## Written problem
Write out the entire listing below exactly, with the pictures left out.
┄┄┄┄┄┄┄┄┄┄
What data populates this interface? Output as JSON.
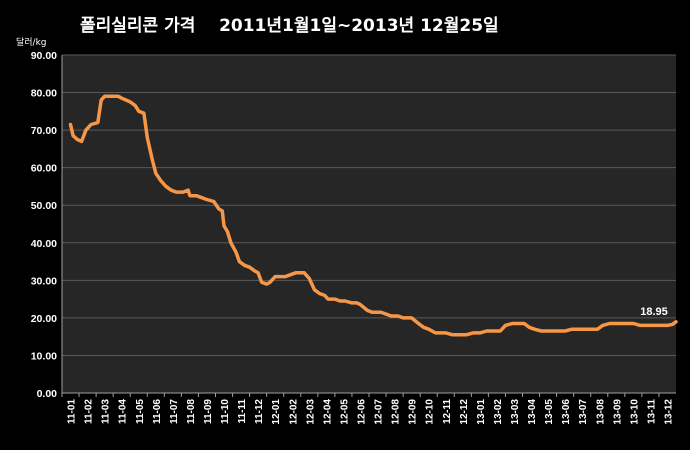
{
  "chart_data": {
    "type": "line",
    "title": "폴리실리콘 가격    2011년1월1일~2013년 12월25일",
    "ylabel": "달러/kg",
    "xlabel": "",
    "ylim": [
      0,
      90
    ],
    "y_ticks": [
      "0.00",
      "10.00",
      "20.00",
      "30.00",
      "40.00",
      "50.00",
      "60.00",
      "70.00",
      "80.00",
      "90.00"
    ],
    "categories": [
      "11-01",
      "11-02",
      "11-03",
      "11-04",
      "11-05",
      "11-06",
      "11-07",
      "11-08",
      "11-09",
      "11-10",
      "11-11",
      "11-12",
      "12-01",
      "12-02",
      "12-03",
      "12-04",
      "12-05",
      "12-06",
      "12-07",
      "12-08",
      "12-09",
      "12-10",
      "12-11",
      "12-12",
      "13-01",
      "13-02",
      "13-03",
      "13-04",
      "13-05",
      "13-06",
      "13-07",
      "13-08",
      "13-09",
      "13-10",
      "13-11",
      "13-12"
    ],
    "grid": true,
    "legend": "none",
    "end_label": "18.95",
    "series": [
      {
        "color": "#f79646",
        "points": [
          [
            0.0,
            71.5
          ],
          [
            0.15,
            68.5
          ],
          [
            0.4,
            67.5
          ],
          [
            0.65,
            67.0
          ],
          [
            0.9,
            70.0
          ],
          [
            1.2,
            71.5
          ],
          [
            1.6,
            72.0
          ],
          [
            1.8,
            78.0
          ],
          [
            2.0,
            79.0
          ],
          [
            2.5,
            79.0
          ],
          [
            2.8,
            79.0
          ],
          [
            3.0,
            78.5
          ],
          [
            3.5,
            77.5
          ],
          [
            3.8,
            76.5
          ],
          [
            4.0,
            75.0
          ],
          [
            4.3,
            74.5
          ],
          [
            4.5,
            68.0
          ],
          [
            4.8,
            62.0
          ],
          [
            5.0,
            58.5
          ],
          [
            5.3,
            56.5
          ],
          [
            5.6,
            55.0
          ],
          [
            5.9,
            54.0
          ],
          [
            6.2,
            53.5
          ],
          [
            6.6,
            53.5
          ],
          [
            6.9,
            54.0
          ],
          [
            7.0,
            52.5
          ],
          [
            7.4,
            52.5
          ],
          [
            7.7,
            52.0
          ],
          [
            8.0,
            51.5
          ],
          [
            8.4,
            51.0
          ],
          [
            8.7,
            49.0
          ],
          [
            8.9,
            48.5
          ],
          [
            9.0,
            44.5
          ],
          [
            9.2,
            43.0
          ],
          [
            9.4,
            40.0
          ],
          [
            9.7,
            37.5
          ],
          [
            9.9,
            35.0
          ],
          [
            10.2,
            34.0
          ],
          [
            10.5,
            33.5
          ],
          [
            10.8,
            32.5
          ],
          [
            11.0,
            32.0
          ],
          [
            11.2,
            29.5
          ],
          [
            11.5,
            29.0
          ],
          [
            11.7,
            29.5
          ],
          [
            12.0,
            31.0
          ],
          [
            12.3,
            31.0
          ],
          [
            12.6,
            31.0
          ],
          [
            12.9,
            31.5
          ],
          [
            13.2,
            32.0
          ],
          [
            13.7,
            32.0
          ],
          [
            14.0,
            30.5
          ],
          [
            14.3,
            27.5
          ],
          [
            14.6,
            26.5
          ],
          [
            14.9,
            26.0
          ],
          [
            15.1,
            25.0
          ],
          [
            15.5,
            25.0
          ],
          [
            15.8,
            24.5
          ],
          [
            16.1,
            24.5
          ],
          [
            16.5,
            24.0
          ],
          [
            16.8,
            24.0
          ],
          [
            17.0,
            23.5
          ],
          [
            17.4,
            22.0
          ],
          [
            17.7,
            21.5
          ],
          [
            18.2,
            21.5
          ],
          [
            18.5,
            21.0
          ],
          [
            18.8,
            20.5
          ],
          [
            19.2,
            20.5
          ],
          [
            19.5,
            20.0
          ],
          [
            20.0,
            20.0
          ],
          [
            20.4,
            18.5
          ],
          [
            20.7,
            17.5
          ],
          [
            21.0,
            17.0
          ],
          [
            21.4,
            16.0
          ],
          [
            21.7,
            16.0
          ],
          [
            22.0,
            16.0
          ],
          [
            22.4,
            15.5
          ],
          [
            22.8,
            15.5
          ],
          [
            23.2,
            15.5
          ],
          [
            23.6,
            16.0
          ],
          [
            24.0,
            16.0
          ],
          [
            24.4,
            16.5
          ],
          [
            24.8,
            16.5
          ],
          [
            25.2,
            16.5
          ],
          [
            25.5,
            18.0
          ],
          [
            25.9,
            18.5
          ],
          [
            26.2,
            18.5
          ],
          [
            26.6,
            18.5
          ],
          [
            26.9,
            17.5
          ],
          [
            27.2,
            17.0
          ],
          [
            27.6,
            16.5
          ],
          [
            28.0,
            16.5
          ],
          [
            28.5,
            16.5
          ],
          [
            29.0,
            16.5
          ],
          [
            29.4,
            17.0
          ],
          [
            29.8,
            17.0
          ],
          [
            30.2,
            17.0
          ],
          [
            30.6,
            17.0
          ],
          [
            30.9,
            17.0
          ],
          [
            31.2,
            18.0
          ],
          [
            31.6,
            18.5
          ],
          [
            32.0,
            18.5
          ],
          [
            32.5,
            18.5
          ],
          [
            33.0,
            18.5
          ],
          [
            33.4,
            18.0
          ],
          [
            33.8,
            18.0
          ],
          [
            34.2,
            18.0
          ],
          [
            34.6,
            18.0
          ],
          [
            35.0,
            18.0
          ],
          [
            35.3,
            18.3
          ],
          [
            35.5,
            18.95
          ]
        ]
      }
    ]
  }
}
┄┄┄┄┄┄┄┄┄┄
## Reply to the exercise
What data populates this interface? Output as JSON.
{
  "chart_data": {
    "type": "line",
    "title": "폴리실리콘 가격    2011년1월1일~2013년 12월25일",
    "ylabel": "달러/kg",
    "xlabel": "",
    "ylim": [
      0,
      90
    ],
    "y_ticks": [
      "0.00",
      "10.00",
      "20.00",
      "30.00",
      "40.00",
      "50.00",
      "60.00",
      "70.00",
      "80.00",
      "90.00"
    ],
    "categories": [
      "11-01",
      "11-02",
      "11-03",
      "11-04",
      "11-05",
      "11-06",
      "11-07",
      "11-08",
      "11-09",
      "11-10",
      "11-11",
      "11-12",
      "12-01",
      "12-02",
      "12-03",
      "12-04",
      "12-05",
      "12-06",
      "12-07",
      "12-08",
      "12-09",
      "12-10",
      "12-11",
      "12-12",
      "13-01",
      "13-02",
      "13-03",
      "13-04",
      "13-05",
      "13-06",
      "13-07",
      "13-08",
      "13-09",
      "13-10",
      "13-11",
      "13-12"
    ],
    "grid": true,
    "legend": "none",
    "end_label": "18.95",
    "series": [
      {
        "color": "#f79646",
        "points": [
          [
            0.0,
            71.5
          ],
          [
            0.15,
            68.5
          ],
          [
            0.4,
            67.5
          ],
          [
            0.65,
            67.0
          ],
          [
            0.9,
            70.0
          ],
          [
            1.2,
            71.5
          ],
          [
            1.6,
            72.0
          ],
          [
            1.8,
            78.0
          ],
          [
            2.0,
            79.0
          ],
          [
            2.5,
            79.0
          ],
          [
            2.8,
            79.0
          ],
          [
            3.0,
            78.5
          ],
          [
            3.5,
            77.5
          ],
          [
            3.8,
            76.5
          ],
          [
            4.0,
            75.0
          ],
          [
            4.3,
            74.5
          ],
          [
            4.5,
            68.0
          ],
          [
            4.8,
            62.0
          ],
          [
            5.0,
            58.5
          ],
          [
            5.3,
            56.5
          ],
          [
            5.6,
            55.0
          ],
          [
            5.9,
            54.0
          ],
          [
            6.2,
            53.5
          ],
          [
            6.6,
            53.5
          ],
          [
            6.9,
            54.0
          ],
          [
            7.0,
            52.5
          ],
          [
            7.4,
            52.5
          ],
          [
            7.7,
            52.0
          ],
          [
            8.0,
            51.5
          ],
          [
            8.4,
            51.0
          ],
          [
            8.7,
            49.0
          ],
          [
            8.9,
            48.5
          ],
          [
            9.0,
            44.5
          ],
          [
            9.2,
            43.0
          ],
          [
            9.4,
            40.0
          ],
          [
            9.7,
            37.5
          ],
          [
            9.9,
            35.0
          ],
          [
            10.2,
            34.0
          ],
          [
            10.5,
            33.5
          ],
          [
            10.8,
            32.5
          ],
          [
            11.0,
            32.0
          ],
          [
            11.2,
            29.5
          ],
          [
            11.5,
            29.0
          ],
          [
            11.7,
            29.5
          ],
          [
            12.0,
            31.0
          ],
          [
            12.3,
            31.0
          ],
          [
            12.6,
            31.0
          ],
          [
            12.9,
            31.5
          ],
          [
            13.2,
            32.0
          ],
          [
            13.7,
            32.0
          ],
          [
            14.0,
            30.5
          ],
          [
            14.3,
            27.5
          ],
          [
            14.6,
            26.5
          ],
          [
            14.9,
            26.0
          ],
          [
            15.1,
            25.0
          ],
          [
            15.5,
            25.0
          ],
          [
            15.8,
            24.5
          ],
          [
            16.1,
            24.5
          ],
          [
            16.5,
            24.0
          ],
          [
            16.8,
            24.0
          ],
          [
            17.0,
            23.5
          ],
          [
            17.4,
            22.0
          ],
          [
            17.7,
            21.5
          ],
          [
            18.2,
            21.5
          ],
          [
            18.5,
            21.0
          ],
          [
            18.8,
            20.5
          ],
          [
            19.2,
            20.5
          ],
          [
            19.5,
            20.0
          ],
          [
            20.0,
            20.0
          ],
          [
            20.4,
            18.5
          ],
          [
            20.7,
            17.5
          ],
          [
            21.0,
            17.0
          ],
          [
            21.4,
            16.0
          ],
          [
            21.7,
            16.0
          ],
          [
            22.0,
            16.0
          ],
          [
            22.4,
            15.5
          ],
          [
            22.8,
            15.5
          ],
          [
            23.2,
            15.5
          ],
          [
            23.6,
            16.0
          ],
          [
            24.0,
            16.0
          ],
          [
            24.4,
            16.5
          ],
          [
            24.8,
            16.5
          ],
          [
            25.2,
            16.5
          ],
          [
            25.5,
            18.0
          ],
          [
            25.9,
            18.5
          ],
          [
            26.2,
            18.5
          ],
          [
            26.6,
            18.5
          ],
          [
            26.9,
            17.5
          ],
          [
            27.2,
            17.0
          ],
          [
            27.6,
            16.5
          ],
          [
            28.0,
            16.5
          ],
          [
            28.5,
            16.5
          ],
          [
            29.0,
            16.5
          ],
          [
            29.4,
            17.0
          ],
          [
            29.8,
            17.0
          ],
          [
            30.2,
            17.0
          ],
          [
            30.6,
            17.0
          ],
          [
            30.9,
            17.0
          ],
          [
            31.2,
            18.0
          ],
          [
            31.6,
            18.5
          ],
          [
            32.0,
            18.5
          ],
          [
            32.5,
            18.5
          ],
          [
            33.0,
            18.5
          ],
          [
            33.4,
            18.0
          ],
          [
            33.8,
            18.0
          ],
          [
            34.2,
            18.0
          ],
          [
            34.6,
            18.0
          ],
          [
            35.0,
            18.0
          ],
          [
            35.3,
            18.3
          ],
          [
            35.5,
            18.95
          ]
        ]
      }
    ]
  }
}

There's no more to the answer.